• **Written problem**: From the listing below, copy every line with the word "wurde".

• **Records for this task**:
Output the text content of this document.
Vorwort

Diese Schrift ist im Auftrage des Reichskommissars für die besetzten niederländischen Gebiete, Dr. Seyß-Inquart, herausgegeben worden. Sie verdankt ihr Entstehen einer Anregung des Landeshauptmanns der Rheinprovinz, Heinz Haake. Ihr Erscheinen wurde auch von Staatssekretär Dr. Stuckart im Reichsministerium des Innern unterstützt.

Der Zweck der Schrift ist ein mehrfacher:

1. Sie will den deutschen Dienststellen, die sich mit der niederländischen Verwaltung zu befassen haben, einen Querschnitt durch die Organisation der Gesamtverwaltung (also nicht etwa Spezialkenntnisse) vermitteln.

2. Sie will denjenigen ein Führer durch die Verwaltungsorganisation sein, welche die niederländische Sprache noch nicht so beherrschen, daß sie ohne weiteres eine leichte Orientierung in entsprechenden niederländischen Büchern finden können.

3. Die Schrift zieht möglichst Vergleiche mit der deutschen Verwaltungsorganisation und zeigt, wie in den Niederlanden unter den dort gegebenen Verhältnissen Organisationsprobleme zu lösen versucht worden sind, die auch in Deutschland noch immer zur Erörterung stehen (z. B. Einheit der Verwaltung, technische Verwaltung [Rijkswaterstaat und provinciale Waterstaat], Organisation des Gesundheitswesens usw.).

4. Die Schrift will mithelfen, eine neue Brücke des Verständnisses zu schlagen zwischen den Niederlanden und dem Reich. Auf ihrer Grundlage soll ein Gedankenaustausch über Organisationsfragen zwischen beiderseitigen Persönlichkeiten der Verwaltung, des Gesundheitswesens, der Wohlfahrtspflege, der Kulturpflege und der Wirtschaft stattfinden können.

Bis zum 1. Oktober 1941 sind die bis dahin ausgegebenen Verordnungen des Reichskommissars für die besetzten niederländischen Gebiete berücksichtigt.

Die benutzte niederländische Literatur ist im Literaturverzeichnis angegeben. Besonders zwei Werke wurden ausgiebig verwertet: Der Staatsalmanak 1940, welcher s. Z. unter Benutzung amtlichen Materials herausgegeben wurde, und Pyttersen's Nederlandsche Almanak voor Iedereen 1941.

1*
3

• **Task output**:
Diese Schrift ist im Auftrage des Reichskommissars für die besetzten niederländischen Gebiete, Dr. Seyß-Inquart, herausgegeben worden. Sie verdankt ihr Entstehen einer Anregung des Landeshauptmanns der Rheinprovinz, Heinz Haake. Ihr Erscheinen wurde auch von Staatssekretär Dr. Stuckart im Reichsministerium des Innern unterstützt.
Die benutzte niederländische Literatur ist im Literaturverzeichnis angegeben. Besonders zwei Werke wurden ausgiebig verwertet: Der Staatsalmanak 1940, welcher s. Z. unter Benutzung amtlichen Materials herausgegeben wurde, und Pyttersen's Nederlandsche Almanak voor Iedereen 1941.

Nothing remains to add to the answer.